▸ OBJECTIVE:
Transcribe each line of the material as it is, and drop any picture.

○ ○ ○

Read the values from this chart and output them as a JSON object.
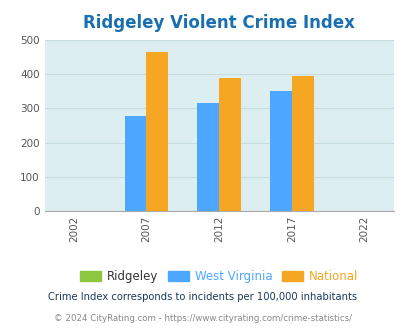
{
  "title": "Ridgeley Violent Crime Index",
  "title_color": "#1a6faf",
  "years": [
    2002,
    2007,
    2012,
    2017,
    2022
  ],
  "bar_years": [
    2007,
    2012,
    2017
  ],
  "ridgeley_values": [
    0,
    0,
    0
  ],
  "wv_values": [
    278,
    315,
    350
  ],
  "national_values": [
    465,
    387,
    393
  ],
  "ridgeley_color": "#8dc63f",
  "wv_color": "#4da6ff",
  "national_color": "#f5a623",
  "bg_color": "#ddeef0",
  "ylim": [
    0,
    500
  ],
  "yticks": [
    0,
    100,
    200,
    300,
    400,
    500
  ],
  "legend_labels": [
    "Ridgeley",
    "West Virginia",
    "National"
  ],
  "legend_label_colors": [
    "#333333",
    "#4da6ff",
    "#f5a623"
  ],
  "footnote1": "Crime Index corresponds to incidents per 100,000 inhabitants",
  "footnote2": "© 2024 CityRating.com - https://www.cityrating.com/crime-statistics/",
  "footnote1_color": "#1a3a5c",
  "footnote2_color": "#888888",
  "bar_width": 1.5,
  "grid_color": "#c5dde0",
  "xlim": [
    2000,
    2024
  ]
}
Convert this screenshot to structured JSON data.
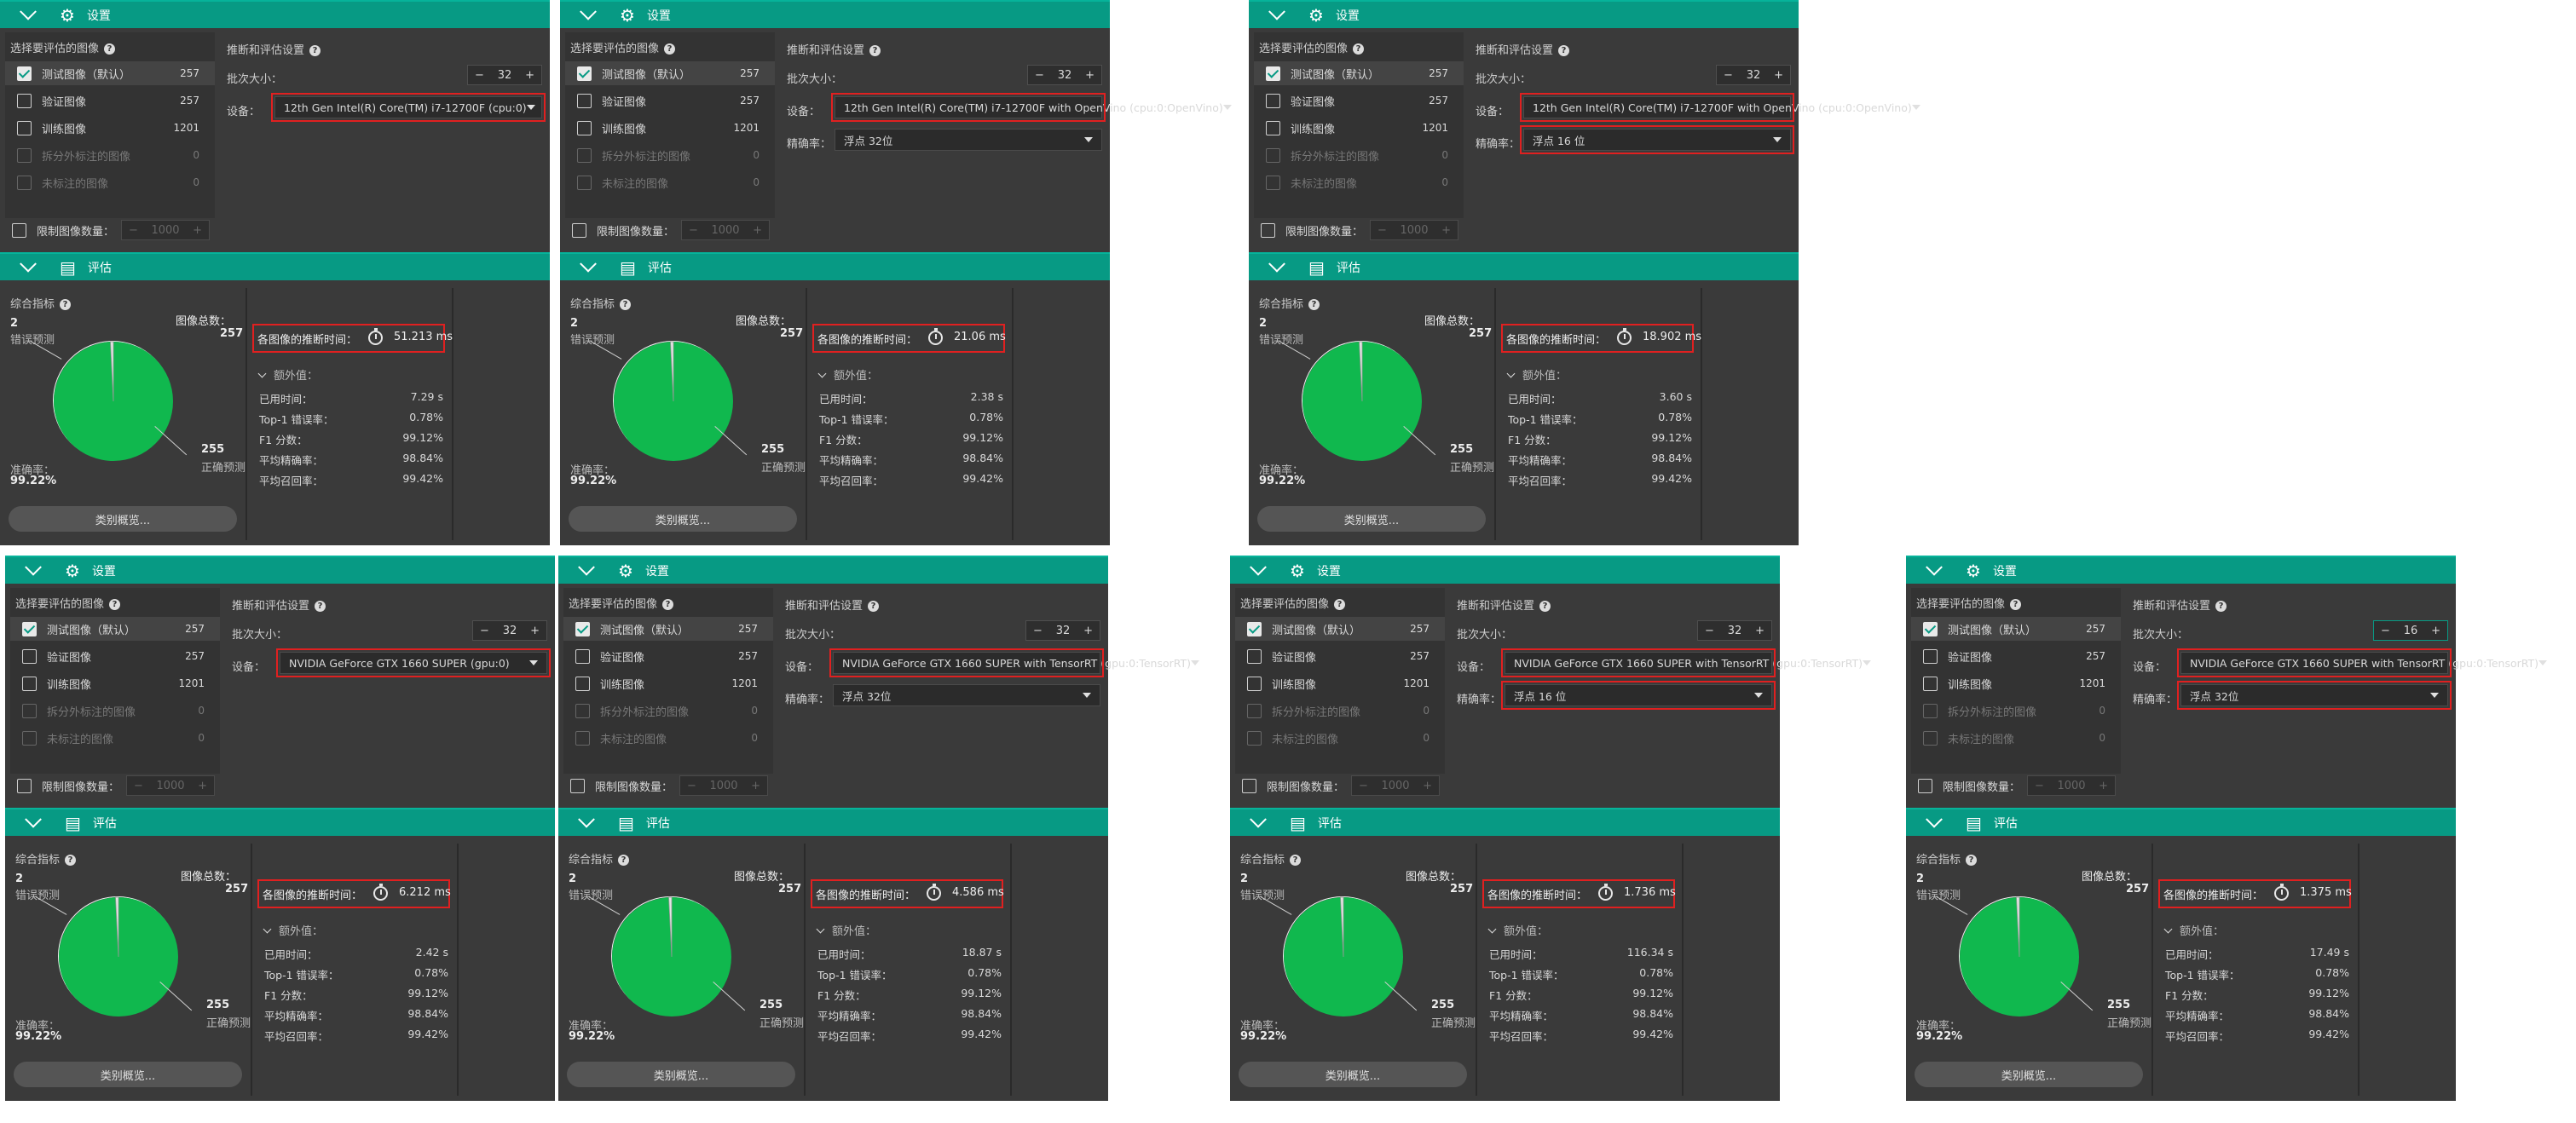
{
  "labels": {
    "settings_header": "设置",
    "eval_header": "评估",
    "select_images": "选择要评估的图像",
    "inference_settings": "推断和评估设置",
    "batch_size": "批次大小：",
    "device": "设备：",
    "precision": "精确率：",
    "limit_images": "限制图像数量：",
    "limit_value": "1000",
    "summary": "综合指标",
    "total_images": "图像总数：",
    "wrong_pred": "错误预测",
    "correct_pred": "正确预测",
    "accuracy_label": "准确率：",
    "per_image_time": "各图像的推断时间：",
    "extras": "额外值：",
    "elapsed": "已用时间：",
    "top1": "Top-1 错误率：",
    "f1": "F1 分数：",
    "avg_precision": "平均精确率：",
    "avg_recall": "平均召回率：",
    "class_overview": "类别概览...",
    "help": "?"
  },
  "image_sets": [
    {
      "label": "测试图像（默认）",
      "count": "257",
      "checked": true,
      "enabled": true
    },
    {
      "label": "验证图像",
      "count": "257",
      "checked": false,
      "enabled": true
    },
    {
      "label": "训练图像",
      "count": "1201",
      "checked": false,
      "enabled": true
    },
    {
      "label": "拆分外标注的图像",
      "count": "0",
      "checked": false,
      "enabled": false
    },
    {
      "label": "未标注的图像",
      "count": "0",
      "checked": false,
      "enabled": false
    }
  ],
  "common_results": {
    "total": "257",
    "wrong": "2",
    "correct": "255",
    "accuracy": "99.22%",
    "top1": "0.78%",
    "f1": "99.12%",
    "avg_precision": "98.84%",
    "avg_recall": "99.42%"
  },
  "pie_chart": {
    "type": "pie",
    "labels": [
      "正确预测",
      "错误预测"
    ],
    "values": [
      255,
      2
    ],
    "colors": [
      "#10b84e",
      "#e6e6e6"
    ]
  },
  "panels": [
    {
      "device": "12th Gen Intel(R) Core(TM) i7-12700F (cpu:0)",
      "precision": "",
      "batch": "32",
      "time": "51.213 ms",
      "elapsed": "7.29 s"
    },
    {
      "device": "12th Gen Intel(R) Core(TM) i7-12700F with OpenVino (cpu:0:OpenVino)",
      "precision": "浮点 32位",
      "batch": "32",
      "time": "21.06 ms",
      "elapsed": "2.38 s"
    },
    {
      "device": "12th Gen Intel(R) Core(TM) i7-12700F with OpenVino (cpu:0:OpenVino)",
      "precision": "浮点 16 位",
      "batch": "32",
      "time": "18.902 ms",
      "elapsed": "3.60 s"
    },
    {
      "device": "NVIDIA GeForce GTX 1660 SUPER (gpu:0)",
      "precision": "",
      "batch": "32",
      "time": "6.212 ms",
      "elapsed": "2.42 s"
    },
    {
      "device": "NVIDIA GeForce GTX 1660 SUPER with TensorRT (gpu:0:TensorRT)",
      "precision": "浮点 32位",
      "batch": "32",
      "time": "4.586 ms",
      "elapsed": "18.87 s"
    },
    {
      "device": "NVIDIA GeForce GTX 1660 SUPER with TensorRT (gpu:0:TensorRT)",
      "precision": "浮点 16 位",
      "batch": "32",
      "time": "1.736 ms",
      "elapsed": "116.34 s"
    },
    {
      "device": "NVIDIA GeForce GTX 1660 SUPER with TensorRT (gpu:0:TensorRT)",
      "precision": "浮点 32位",
      "batch": "16",
      "time": "1.375 ms",
      "elapsed": "17.49 s"
    }
  ],
  "colors": {
    "header": "#079a84",
    "highlight": "#e02020",
    "panel_bg": "#3a3a3a",
    "pie_green": "#10b84e"
  }
}
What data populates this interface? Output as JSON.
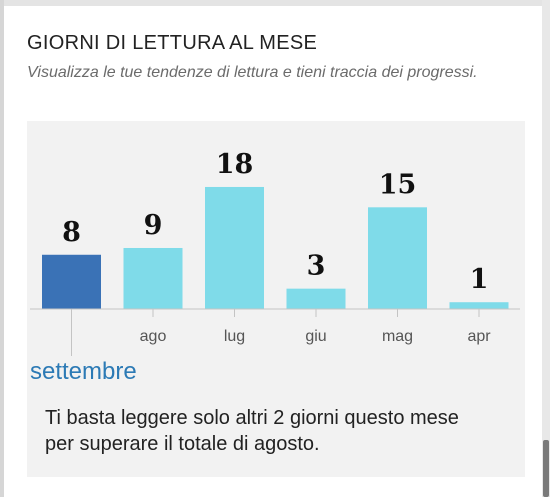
{
  "card": {
    "title": "GIORNI DI LETTURA AL MESE",
    "subtitle": "Visualizza le tue tendenze di lettura e tieni traccia dei progressi."
  },
  "chart_data": {
    "type": "bar",
    "categories": [
      "settembre",
      "ago",
      "lug",
      "giu",
      "mag",
      "apr"
    ],
    "values": [
      8,
      9,
      18,
      3,
      15,
      1
    ],
    "selected_index": 0,
    "ylim": [
      0,
      20
    ],
    "grid": false,
    "colors": {
      "selected": "#3a72b6",
      "default": "#7fdbe9",
      "axis": "#c4c4c4"
    }
  },
  "selected_month_label": "settembre",
  "message": "Ti basta leggere solo altri 2 giorni questo mese per superare il totale di agosto."
}
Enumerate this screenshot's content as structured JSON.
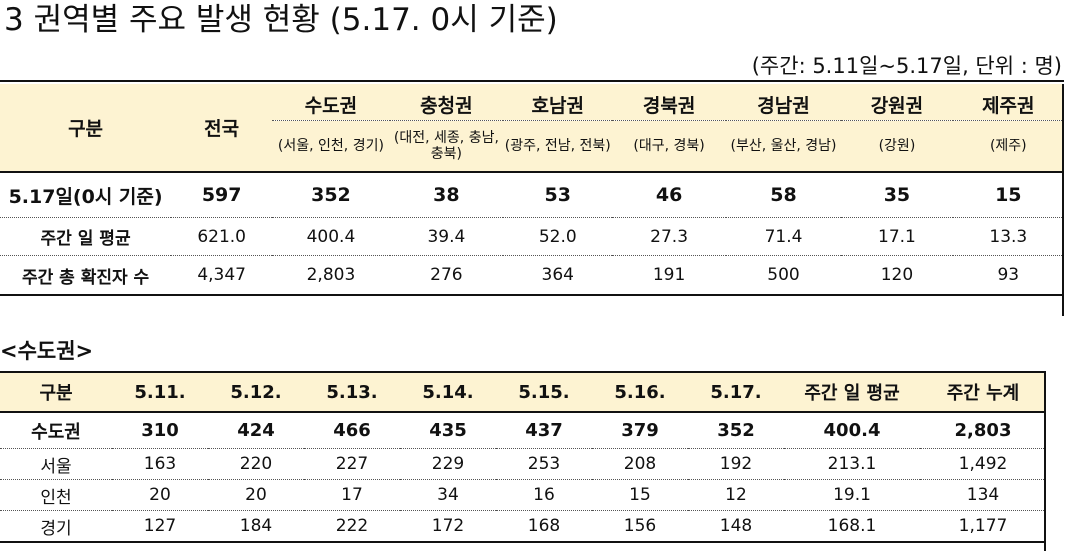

○ ○ ○

▸ TASK RESULT:
Read the values from this chart and output them as a JSON object.
{
  "title": "Ridgeley Violent Crime Index",
  "title_color": "#1a6faf",
  "years": [
    2002,
    2007,
    2012,
    2017,
    2022
  ],
  "bar_years": [
    2007,
    2012,
    2017
  ],
  "ridgeley_values": [
    0,
    0,
    0
  ],
  "wv_values": [
    278,
    315,
    350
  ],
  "national_values": [
    465,
    387,
    393
  ],
  "ridgeley_color": "#8dc63f",
  "wv_color": "#4da6ff",
  "national_color": "#f5a623",
  "bg_color": "#ddeef0",
  "ylim": [
    0,
    500
  ],
  "yticks": [
    0,
    100,
    200,
    300,
    400,
    500
  ],
  "legend_labels": [
    "Ridgeley",
    "West Virginia",
    "National"
  ],
  "legend_label_colors": [
    "#333333",
    "#4da6ff",
    "#f5a623"
  ],
  "footnote1": "Crime Index corresponds to incidents per 100,000 inhabitants",
  "footnote2": "© 2024 CityRating.com - https://www.cityrating.com/crime-statistics/",
  "footnote1_color": "#1a3a5c",
  "footnote2_color": "#888888",
  "bar_width": 1.5,
  "grid_color": "#c5dde0",
  "xlim": [
    2000,
    2024
  ]
}
Convert this screenshot to structured JSON data.
{
  "labels": {
    "settings_header": "设置",
    "eval_header": "评估",
    "select_images": "选择要评估的图像",
    "inference_settings": "推断和评估设置",
    "batch_size": "批次大小：",
    "device": "设备：",
    "precision": "精确率：",
    "limit_images": "限制图像数量：",
    "limit_value": "1000",
    "summary": "综合指标",
    "total_images": "图像总数：",
    "wrong_pred": "错误预测",
    "correct_pred": "正确预测",
    "accuracy_label": "准确率：",
    "per_image_time": "各图像的推断时间：",
    "extras": "额外值：",
    "elapsed": "已用时间：",
    "top1": "Top-1 错误率：",
    "f1": "F1 分数：",
    "avg_precision": "平均精确率：",
    "avg_recall": "平均召回率：",
    "class_overview": "类别概览...",
    "help": "?"
  },
  "image_sets": [
    {
      "label": "测试图像（默认）",
      "count": "257",
      "checked": true,
      "enabled": true
    },
    {
      "label": "验证图像",
      "count": "257",
      "checked": false,
      "enabled": true
    },
    {
      "label": "训练图像",
      "count": "1201",
      "checked": false,
      "enabled": true
    },
    {
      "label": "拆分外标注的图像",
      "count": "0",
      "checked": false,
      "enabled": false
    },
    {
      "label": "未标注的图像",
      "count": "0",
      "checked": false,
      "enabled": false
    }
  ],
  "common_results": {
    "total": "257",
    "wrong": "2",
    "correct": "255",
    "accuracy": "99.22%",
    "top1": "0.78%",
    "f1": "99.12%",
    "avg_precision": "98.84%",
    "avg_recall": "99.42%"
  },
  "pie_chart": {
    "type": "pie",
    "labels": [
      "正确预测",
      "错误预测"
    ],
    "values": [
      255,
      2
    ],
    "colors": [
      "#10b84e",
      "#e6e6e6"
    ]
  },
  "panels": [
    {
      "device": "12th Gen Intel(R) Core(TM) i7-12700F (cpu:0)",
      "precision": "",
      "batch": "32",
      "time": "51.213 ms",
      "elapsed": "7.29 s"
    },
    {
      "device": "12th Gen Intel(R) Core(TM) i7-12700F with OpenVino (cpu:0:OpenVino)",
      "precision": "浮点 32位",
      "batch": "32",
      "time": "21.06 ms",
      "elapsed": "2.38 s"
    },
    {
      "device": "12th Gen Intel(R) Core(TM) i7-12700F with OpenVino (cpu:0:OpenVino)",
      "precision": "浮点 16 位",
      "batch": "32",
      "time": "18.902 ms",
      "elapsed": "3.60 s"
    },
    {
      "device": "NVIDIA GeForce GTX 1660 SUPER (gpu:0)",
      "precision": "",
      "batch": "32",
      "time": "6.212 ms",
      "elapsed": "2.42 s"
    },
    {
      "device": "NVIDIA GeForce GTX 1660 SUPER with TensorRT (gpu:0:TensorRT)",
      "precision": "浮点 32位",
      "batch": "32",
      "time": "4.586 ms",
      "elapsed": "18.87 s"
    },
    {
      "device": "NVIDIA GeForce GTX 1660 SUPER with TensorRT (gpu:0:TensorRT)",
      "precision": "浮点 16 位",
      "batch": "32",
      "time": "1.736 ms",
      "elapsed": "116.34 s"
    },
    {
      "device": "NVIDIA GeForce GTX 1660 SUPER with TensorRT (gpu:0:TensorRT)",
      "precision": "浮点 32位",
      "batch": "16",
      "time": "1.375 ms",
      "elapsed": "17.49 s"
    }
  ],
  "colors": {
    "header": "#079a84",
    "highlight": "#e02020",
    "panel_bg": "#3a3a3a",
    "pie_green": "#10b84e"
  }
}
What data populates this interface? Output as JSON.
{
  "card": {
    "title": "GIORNI DI LETTURA AL MESE",
    "subtitle": "Visualizza le tue tendenze di lettura e tieni traccia dei progressi."
  },
  "chart_data": {
    "type": "bar",
    "categories": [
      "settembre",
      "ago",
      "lug",
      "giu",
      "mag",
      "apr"
    ],
    "values": [
      8,
      9,
      18,
      3,
      15,
      1
    ],
    "selected_index": 0,
    "ylim": [
      0,
      20
    ],
    "grid": false,
    "colors": {
      "selected": "#3a72b6",
      "default": "#7fdbe9",
      "axis": "#c4c4c4"
    }
  },
  "selected_month_label": "settembre",
  "message": "Ti basta leggere solo altri 2 giorni questo mese per superare il totale di agosto."
}
Enumerate this screenshot's content as structured JSON.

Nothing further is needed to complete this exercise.